Exercise details - Select the lines of the records containing the word "elderly" and list them.

Data entries
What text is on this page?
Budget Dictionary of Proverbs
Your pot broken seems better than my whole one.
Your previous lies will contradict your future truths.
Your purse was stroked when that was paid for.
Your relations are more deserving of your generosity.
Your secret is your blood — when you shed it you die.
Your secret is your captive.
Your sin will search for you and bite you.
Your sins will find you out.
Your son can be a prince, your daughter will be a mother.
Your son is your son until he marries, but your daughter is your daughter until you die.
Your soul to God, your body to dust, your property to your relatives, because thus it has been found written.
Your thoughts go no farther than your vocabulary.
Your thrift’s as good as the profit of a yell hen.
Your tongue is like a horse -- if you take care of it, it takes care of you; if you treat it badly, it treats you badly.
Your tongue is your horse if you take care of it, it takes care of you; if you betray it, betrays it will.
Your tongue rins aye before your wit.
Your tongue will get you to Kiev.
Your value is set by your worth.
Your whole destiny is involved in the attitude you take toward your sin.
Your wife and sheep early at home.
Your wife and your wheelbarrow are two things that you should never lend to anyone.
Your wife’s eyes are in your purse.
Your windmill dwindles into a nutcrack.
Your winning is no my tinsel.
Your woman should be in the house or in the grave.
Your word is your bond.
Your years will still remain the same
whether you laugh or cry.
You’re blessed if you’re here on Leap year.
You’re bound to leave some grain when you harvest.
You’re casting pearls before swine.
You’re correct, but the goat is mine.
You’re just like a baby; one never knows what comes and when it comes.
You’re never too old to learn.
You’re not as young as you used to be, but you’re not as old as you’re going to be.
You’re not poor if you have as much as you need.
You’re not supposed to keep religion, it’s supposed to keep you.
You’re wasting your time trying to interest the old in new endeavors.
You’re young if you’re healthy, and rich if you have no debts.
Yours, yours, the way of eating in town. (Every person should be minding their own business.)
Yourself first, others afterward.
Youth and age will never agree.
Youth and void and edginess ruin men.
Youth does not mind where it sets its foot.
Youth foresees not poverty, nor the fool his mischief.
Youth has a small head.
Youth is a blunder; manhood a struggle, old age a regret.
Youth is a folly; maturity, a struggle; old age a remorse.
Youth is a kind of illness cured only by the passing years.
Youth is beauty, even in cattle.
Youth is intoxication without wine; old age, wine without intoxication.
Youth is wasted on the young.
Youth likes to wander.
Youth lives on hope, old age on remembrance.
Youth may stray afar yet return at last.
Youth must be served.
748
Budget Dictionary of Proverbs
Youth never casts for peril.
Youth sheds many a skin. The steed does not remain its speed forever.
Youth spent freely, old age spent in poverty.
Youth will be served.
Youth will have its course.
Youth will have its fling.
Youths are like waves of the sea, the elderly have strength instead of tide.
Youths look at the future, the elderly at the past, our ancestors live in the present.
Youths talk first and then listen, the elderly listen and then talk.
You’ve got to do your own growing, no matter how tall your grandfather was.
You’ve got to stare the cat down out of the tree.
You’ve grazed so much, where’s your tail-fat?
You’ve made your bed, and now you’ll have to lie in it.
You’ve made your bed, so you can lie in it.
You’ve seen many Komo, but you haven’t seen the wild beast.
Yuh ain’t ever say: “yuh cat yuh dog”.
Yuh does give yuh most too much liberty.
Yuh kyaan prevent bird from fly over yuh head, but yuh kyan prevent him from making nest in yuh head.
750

Result -
Youths are like waves of the sea, the elderly have strength instead of tide.
Youths look at the future, the elderly at the past, our ancestors live in the present.
Youths talk first and then listen, the elderly listen and then talk.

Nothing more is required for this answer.